* Begin AVAILABLE RECORDS *

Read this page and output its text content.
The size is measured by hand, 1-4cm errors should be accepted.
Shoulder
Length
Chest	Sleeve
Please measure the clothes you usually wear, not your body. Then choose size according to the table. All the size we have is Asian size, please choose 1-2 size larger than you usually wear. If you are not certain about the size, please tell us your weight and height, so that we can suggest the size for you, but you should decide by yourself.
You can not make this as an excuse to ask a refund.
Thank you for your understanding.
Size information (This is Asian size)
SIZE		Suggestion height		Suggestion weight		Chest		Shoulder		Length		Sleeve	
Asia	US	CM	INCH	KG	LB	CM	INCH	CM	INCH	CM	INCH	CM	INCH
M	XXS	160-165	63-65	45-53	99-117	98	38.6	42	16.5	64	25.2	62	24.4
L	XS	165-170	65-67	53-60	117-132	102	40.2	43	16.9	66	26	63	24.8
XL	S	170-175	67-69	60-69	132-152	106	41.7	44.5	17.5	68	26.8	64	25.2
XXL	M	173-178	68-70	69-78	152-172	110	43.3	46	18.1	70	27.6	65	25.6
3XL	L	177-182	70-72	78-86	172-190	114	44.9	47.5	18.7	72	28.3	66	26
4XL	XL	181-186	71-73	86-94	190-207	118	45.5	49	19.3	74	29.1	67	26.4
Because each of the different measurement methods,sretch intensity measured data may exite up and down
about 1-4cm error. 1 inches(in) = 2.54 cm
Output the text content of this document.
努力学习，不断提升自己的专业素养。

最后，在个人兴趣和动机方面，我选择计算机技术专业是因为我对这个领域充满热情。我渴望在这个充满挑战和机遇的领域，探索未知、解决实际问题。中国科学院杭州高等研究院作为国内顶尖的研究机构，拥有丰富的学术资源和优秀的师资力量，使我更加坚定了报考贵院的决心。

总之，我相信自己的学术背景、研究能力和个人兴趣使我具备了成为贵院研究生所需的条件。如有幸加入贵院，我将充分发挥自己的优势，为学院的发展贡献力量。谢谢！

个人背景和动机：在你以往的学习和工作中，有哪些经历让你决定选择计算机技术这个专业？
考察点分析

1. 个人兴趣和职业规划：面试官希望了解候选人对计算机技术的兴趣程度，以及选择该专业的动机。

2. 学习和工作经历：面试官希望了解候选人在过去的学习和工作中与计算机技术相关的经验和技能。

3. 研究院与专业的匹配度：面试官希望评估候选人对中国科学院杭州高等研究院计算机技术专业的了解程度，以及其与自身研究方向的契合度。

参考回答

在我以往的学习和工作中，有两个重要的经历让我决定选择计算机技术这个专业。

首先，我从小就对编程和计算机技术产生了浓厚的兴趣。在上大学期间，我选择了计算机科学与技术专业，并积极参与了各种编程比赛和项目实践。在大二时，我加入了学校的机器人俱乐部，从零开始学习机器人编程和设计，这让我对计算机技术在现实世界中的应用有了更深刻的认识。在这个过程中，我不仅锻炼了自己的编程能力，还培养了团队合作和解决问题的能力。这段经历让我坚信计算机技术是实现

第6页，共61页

* End AVAILABLE RECORDS *
* Begin AVAILABLE RECORDS *

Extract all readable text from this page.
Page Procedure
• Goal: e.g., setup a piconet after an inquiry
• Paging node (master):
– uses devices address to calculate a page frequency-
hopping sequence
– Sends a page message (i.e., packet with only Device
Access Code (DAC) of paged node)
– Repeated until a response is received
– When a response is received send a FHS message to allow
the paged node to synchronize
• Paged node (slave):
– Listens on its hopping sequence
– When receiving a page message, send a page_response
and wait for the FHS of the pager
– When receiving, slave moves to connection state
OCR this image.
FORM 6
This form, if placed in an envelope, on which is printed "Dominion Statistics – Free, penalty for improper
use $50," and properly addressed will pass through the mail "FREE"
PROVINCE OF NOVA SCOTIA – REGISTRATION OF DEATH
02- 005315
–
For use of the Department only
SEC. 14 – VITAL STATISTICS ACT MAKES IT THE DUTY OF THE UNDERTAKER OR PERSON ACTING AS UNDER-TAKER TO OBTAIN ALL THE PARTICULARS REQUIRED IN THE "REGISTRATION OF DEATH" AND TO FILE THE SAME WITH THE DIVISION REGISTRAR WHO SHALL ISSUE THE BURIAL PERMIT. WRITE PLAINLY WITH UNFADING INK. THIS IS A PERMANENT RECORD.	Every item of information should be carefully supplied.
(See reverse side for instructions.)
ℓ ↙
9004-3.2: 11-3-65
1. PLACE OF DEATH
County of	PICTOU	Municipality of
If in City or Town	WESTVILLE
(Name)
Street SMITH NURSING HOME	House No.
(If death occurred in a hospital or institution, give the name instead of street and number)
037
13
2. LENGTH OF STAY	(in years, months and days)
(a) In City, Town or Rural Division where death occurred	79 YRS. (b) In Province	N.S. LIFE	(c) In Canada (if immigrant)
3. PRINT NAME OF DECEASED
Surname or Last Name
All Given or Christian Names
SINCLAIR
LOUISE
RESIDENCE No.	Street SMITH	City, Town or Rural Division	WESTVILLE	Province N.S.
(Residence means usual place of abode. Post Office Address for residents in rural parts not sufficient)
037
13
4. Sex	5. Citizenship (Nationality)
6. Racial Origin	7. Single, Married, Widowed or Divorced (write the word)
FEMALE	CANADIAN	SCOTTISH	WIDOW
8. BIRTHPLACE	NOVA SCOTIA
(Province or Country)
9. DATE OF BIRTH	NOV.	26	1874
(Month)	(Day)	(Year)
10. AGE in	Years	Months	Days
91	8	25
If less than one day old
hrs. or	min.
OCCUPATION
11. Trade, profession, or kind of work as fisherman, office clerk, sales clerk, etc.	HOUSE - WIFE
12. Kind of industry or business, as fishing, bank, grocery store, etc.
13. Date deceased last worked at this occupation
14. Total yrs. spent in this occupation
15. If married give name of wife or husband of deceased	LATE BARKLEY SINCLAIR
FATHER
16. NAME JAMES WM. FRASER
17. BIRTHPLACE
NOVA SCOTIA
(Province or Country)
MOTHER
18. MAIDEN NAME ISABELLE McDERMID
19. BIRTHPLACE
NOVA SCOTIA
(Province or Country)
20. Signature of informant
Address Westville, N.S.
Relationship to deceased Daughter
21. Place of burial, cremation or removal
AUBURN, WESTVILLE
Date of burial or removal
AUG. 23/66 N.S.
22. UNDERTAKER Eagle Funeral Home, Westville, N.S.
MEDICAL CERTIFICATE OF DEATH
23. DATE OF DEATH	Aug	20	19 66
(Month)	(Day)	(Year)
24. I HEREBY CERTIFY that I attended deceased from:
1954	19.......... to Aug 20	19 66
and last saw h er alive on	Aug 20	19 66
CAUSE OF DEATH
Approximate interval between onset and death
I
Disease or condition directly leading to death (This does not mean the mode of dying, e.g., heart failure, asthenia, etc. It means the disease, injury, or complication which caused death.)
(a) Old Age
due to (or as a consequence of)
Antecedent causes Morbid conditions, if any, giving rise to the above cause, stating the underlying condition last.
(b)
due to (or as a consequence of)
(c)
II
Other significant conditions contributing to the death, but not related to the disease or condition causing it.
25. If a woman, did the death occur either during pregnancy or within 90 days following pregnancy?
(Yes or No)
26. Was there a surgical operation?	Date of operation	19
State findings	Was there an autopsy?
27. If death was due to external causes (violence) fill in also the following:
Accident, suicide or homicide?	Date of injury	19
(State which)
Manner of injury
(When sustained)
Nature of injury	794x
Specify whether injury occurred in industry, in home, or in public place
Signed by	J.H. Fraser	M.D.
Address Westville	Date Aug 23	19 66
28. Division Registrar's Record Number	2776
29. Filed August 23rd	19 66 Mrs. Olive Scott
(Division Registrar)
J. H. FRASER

* End AVAILABLE RECORDS *

-- TO DO --
Determine how many lines of the listing hold the word "there" and reply with that figure alone.

-- PROBLEM SOLUTION --
2